**Exercise prompt:**
Show, in full, each line of the data that contains "作为一名基层项目管理员".

-- Begin Records shown --

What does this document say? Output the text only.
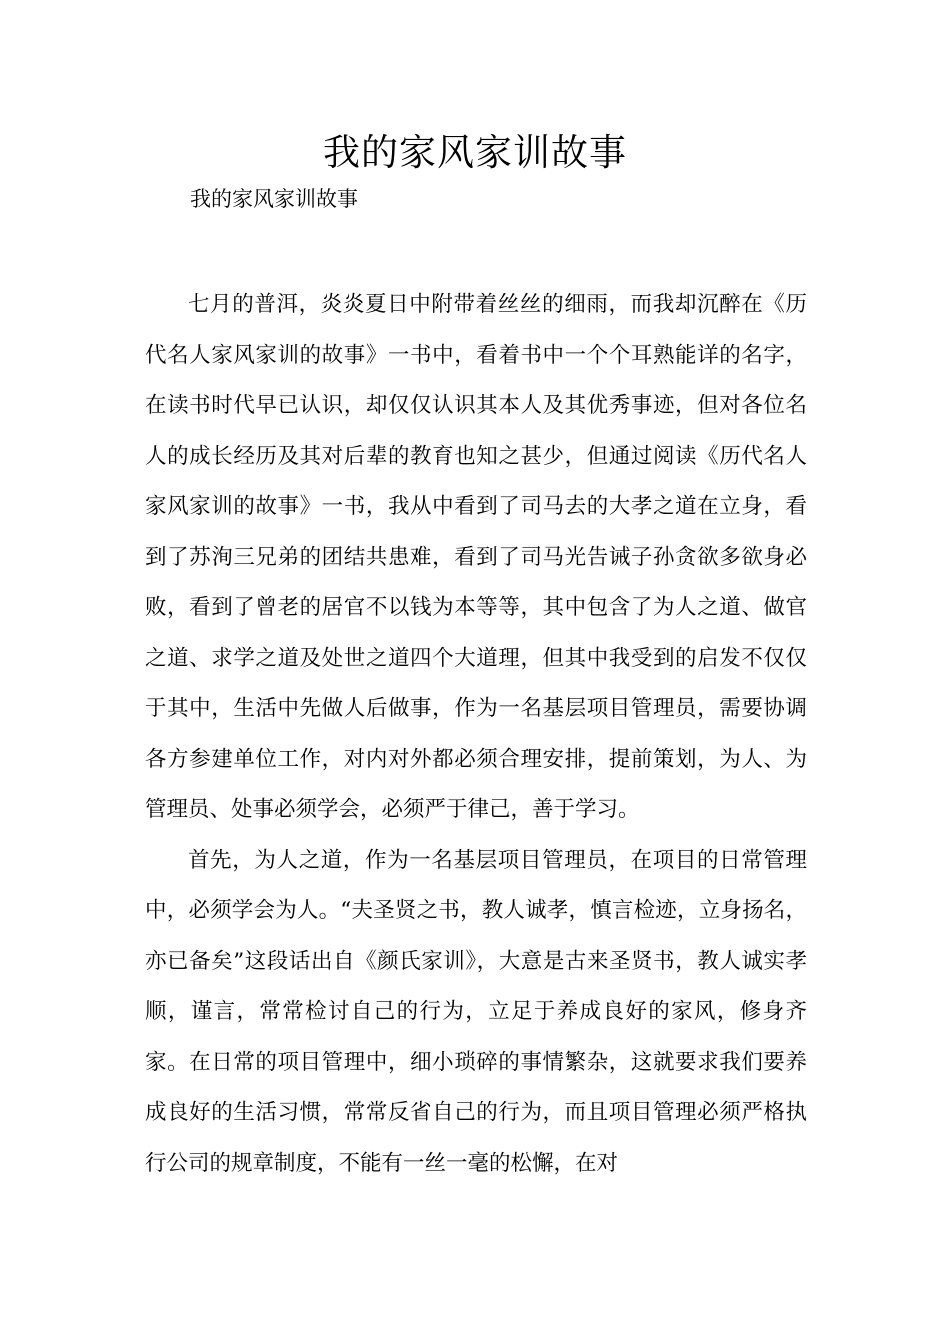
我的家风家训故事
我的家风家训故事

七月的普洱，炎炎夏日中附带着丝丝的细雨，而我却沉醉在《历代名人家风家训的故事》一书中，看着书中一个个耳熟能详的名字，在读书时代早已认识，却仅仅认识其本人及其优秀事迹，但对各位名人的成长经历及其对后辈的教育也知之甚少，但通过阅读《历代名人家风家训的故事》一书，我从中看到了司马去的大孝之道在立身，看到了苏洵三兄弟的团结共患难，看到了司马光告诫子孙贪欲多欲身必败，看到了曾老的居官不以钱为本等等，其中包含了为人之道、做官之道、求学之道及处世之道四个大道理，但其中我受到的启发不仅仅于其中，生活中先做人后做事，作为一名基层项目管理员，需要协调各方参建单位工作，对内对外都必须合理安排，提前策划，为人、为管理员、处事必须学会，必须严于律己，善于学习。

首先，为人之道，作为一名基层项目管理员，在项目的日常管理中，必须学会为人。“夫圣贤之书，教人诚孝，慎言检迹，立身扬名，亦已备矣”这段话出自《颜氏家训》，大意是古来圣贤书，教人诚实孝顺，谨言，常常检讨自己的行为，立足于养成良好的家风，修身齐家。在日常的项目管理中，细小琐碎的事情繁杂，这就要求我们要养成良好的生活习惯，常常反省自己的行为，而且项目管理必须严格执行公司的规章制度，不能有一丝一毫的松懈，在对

-- End Records shown --
-- Begin Records shown --

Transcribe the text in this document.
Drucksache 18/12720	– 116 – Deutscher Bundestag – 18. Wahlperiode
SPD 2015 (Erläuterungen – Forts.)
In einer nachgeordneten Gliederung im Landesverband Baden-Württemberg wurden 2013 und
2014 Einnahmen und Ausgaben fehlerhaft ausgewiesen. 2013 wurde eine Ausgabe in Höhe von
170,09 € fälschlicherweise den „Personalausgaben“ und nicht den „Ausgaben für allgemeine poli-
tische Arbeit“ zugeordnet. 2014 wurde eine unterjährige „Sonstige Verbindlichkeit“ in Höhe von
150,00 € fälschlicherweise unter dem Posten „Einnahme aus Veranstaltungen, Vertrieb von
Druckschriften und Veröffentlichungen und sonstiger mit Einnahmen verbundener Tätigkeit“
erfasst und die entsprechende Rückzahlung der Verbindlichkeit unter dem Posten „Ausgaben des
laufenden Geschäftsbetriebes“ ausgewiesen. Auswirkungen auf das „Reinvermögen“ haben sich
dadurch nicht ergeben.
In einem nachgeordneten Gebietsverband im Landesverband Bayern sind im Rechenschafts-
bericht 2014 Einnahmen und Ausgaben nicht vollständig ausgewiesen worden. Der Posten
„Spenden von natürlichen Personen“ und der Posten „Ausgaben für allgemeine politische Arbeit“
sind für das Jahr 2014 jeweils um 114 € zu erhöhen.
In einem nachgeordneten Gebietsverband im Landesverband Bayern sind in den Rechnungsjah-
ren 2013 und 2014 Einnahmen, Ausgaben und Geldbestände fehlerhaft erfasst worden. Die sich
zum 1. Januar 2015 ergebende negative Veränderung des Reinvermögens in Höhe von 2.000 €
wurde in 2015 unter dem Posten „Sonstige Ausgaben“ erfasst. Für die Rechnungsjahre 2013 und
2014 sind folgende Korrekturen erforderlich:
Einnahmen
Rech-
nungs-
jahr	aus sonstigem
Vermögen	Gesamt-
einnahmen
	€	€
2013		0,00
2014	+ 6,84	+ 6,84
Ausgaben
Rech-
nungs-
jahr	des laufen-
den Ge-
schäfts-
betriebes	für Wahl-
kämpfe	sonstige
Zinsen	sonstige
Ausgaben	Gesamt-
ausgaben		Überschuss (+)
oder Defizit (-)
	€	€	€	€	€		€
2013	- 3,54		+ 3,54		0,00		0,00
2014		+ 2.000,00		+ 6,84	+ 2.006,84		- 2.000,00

-- End Records shown --
-- Begin Records shown --

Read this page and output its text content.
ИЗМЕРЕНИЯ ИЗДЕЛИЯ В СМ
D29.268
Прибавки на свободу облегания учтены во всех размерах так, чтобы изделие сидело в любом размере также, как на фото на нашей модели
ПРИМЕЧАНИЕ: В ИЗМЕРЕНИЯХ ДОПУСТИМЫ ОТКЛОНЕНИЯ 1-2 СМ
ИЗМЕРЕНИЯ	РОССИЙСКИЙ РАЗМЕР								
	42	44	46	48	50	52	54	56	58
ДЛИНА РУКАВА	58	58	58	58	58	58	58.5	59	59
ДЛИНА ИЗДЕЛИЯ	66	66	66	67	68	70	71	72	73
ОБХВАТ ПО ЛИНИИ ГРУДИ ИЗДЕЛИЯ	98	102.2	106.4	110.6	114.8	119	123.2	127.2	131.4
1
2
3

-- End Records shown --

**Solution to this task:**
七月的普洱，炎炎夏日中附带着丝丝的细雨，而我却沉醉在《历代名人家风家训的故事》一书中，看着书中一个个耳熟能详的名字，在读书时代早已认识，却仅仅认识其本人及其优秀事迹，但对各位名人的成长经历及其对后辈的教育也知之甚少，但通过阅读《历代名人家风家训的故事》一书，我从中看到了司马去的大孝之道在立身，看到了苏洵三兄弟的团结共患难，看到了司马光告诫子孙贪欲多欲身必败，看到了曾老的居官不以钱为本等等，其中包含了为人之道、做官之道、求学之道及处世之道四个大道理，但其中我受到的启发不仅仅于其中，生活中先做人后做事，作为一名基层项目管理员，需要协调各方参建单位工作，对内对外都必须合理安排，提前策划，为人、为管理员、处事必须学会，必须严于律己，善于学习。
首先，为人之道，作为一名基层项目管理员，在项目的日常管理中，必须学会为人。“夫圣贤之书，教人诚孝，慎言检迹，立身扬名，亦已备矣”这段话出自《颜氏家训》，大意是古来圣贤书，教人诚实孝顺，谨言，常常检讨自己的行为，立足于养成良好的家风，修身齐家。在日常的项目管理中，细小琐碎的事情繁杂，这就要求我们要养成良好的生活习惯，常常反省自己的行为，而且项目管理必须严格执行公司的规章制度，不能有一丝一毫的松懈，在对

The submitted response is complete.